Search the material for the string "frac" and copy each line where it occurs.
··· Supplied records
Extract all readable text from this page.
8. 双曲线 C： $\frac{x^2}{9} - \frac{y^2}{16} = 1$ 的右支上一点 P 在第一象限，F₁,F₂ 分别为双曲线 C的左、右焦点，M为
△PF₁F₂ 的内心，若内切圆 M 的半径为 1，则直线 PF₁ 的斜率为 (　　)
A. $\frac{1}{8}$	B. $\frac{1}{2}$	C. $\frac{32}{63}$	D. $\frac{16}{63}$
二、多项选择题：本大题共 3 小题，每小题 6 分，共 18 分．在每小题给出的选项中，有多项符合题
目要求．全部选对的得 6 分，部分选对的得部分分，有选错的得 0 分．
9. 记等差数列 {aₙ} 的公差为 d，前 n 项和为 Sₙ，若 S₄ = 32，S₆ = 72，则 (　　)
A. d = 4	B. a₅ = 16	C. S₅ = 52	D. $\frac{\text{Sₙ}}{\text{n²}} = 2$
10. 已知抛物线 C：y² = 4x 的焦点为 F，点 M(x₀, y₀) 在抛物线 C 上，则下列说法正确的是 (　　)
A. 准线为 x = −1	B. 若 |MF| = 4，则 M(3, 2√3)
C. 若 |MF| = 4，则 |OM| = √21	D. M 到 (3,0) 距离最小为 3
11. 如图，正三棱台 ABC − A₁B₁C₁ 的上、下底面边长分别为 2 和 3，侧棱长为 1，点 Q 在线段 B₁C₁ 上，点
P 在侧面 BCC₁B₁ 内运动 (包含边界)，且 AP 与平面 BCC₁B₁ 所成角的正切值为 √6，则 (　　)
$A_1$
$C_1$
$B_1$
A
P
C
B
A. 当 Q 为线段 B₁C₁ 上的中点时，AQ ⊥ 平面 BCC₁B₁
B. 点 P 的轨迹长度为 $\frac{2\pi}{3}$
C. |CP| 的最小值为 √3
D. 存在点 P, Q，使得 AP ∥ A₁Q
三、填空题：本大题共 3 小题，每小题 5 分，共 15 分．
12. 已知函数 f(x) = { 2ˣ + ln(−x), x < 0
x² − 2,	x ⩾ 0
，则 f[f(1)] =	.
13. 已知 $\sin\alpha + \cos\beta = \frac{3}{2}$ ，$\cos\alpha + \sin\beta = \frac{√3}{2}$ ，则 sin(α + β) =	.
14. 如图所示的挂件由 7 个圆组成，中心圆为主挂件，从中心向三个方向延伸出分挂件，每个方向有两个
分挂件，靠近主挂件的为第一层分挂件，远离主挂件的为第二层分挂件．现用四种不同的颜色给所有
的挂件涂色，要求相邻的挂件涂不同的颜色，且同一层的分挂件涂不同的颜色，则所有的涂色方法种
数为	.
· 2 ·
······
Answer for the task:
8. 双曲线 C： $\frac{x^2}{9} - \frac{y^2}{16} = 1$ 的右支上一点 P 在第一象限，F₁,F₂ 分别为双曲线 C的左、右焦点，M为
A. $\frac{1}{8}$	B. $\frac{1}{2}$	C. $\frac{32}{63}$	D. $\frac{16}{63}$
A. d = 4	B. a₅ = 16	C. S₅ = 52	D. $\frac{\text{Sₙ}}{\text{n²}} = 2$
B. 点 P 的轨迹长度为 $\frac{2\pi}{3}$
13. 已知 $\sin\alpha + \cos\beta = \frac{3}{2}$ ，$\cos\alpha + \sin\beta = \frac{√3}{2}$ ，则 sin(α + β) =	.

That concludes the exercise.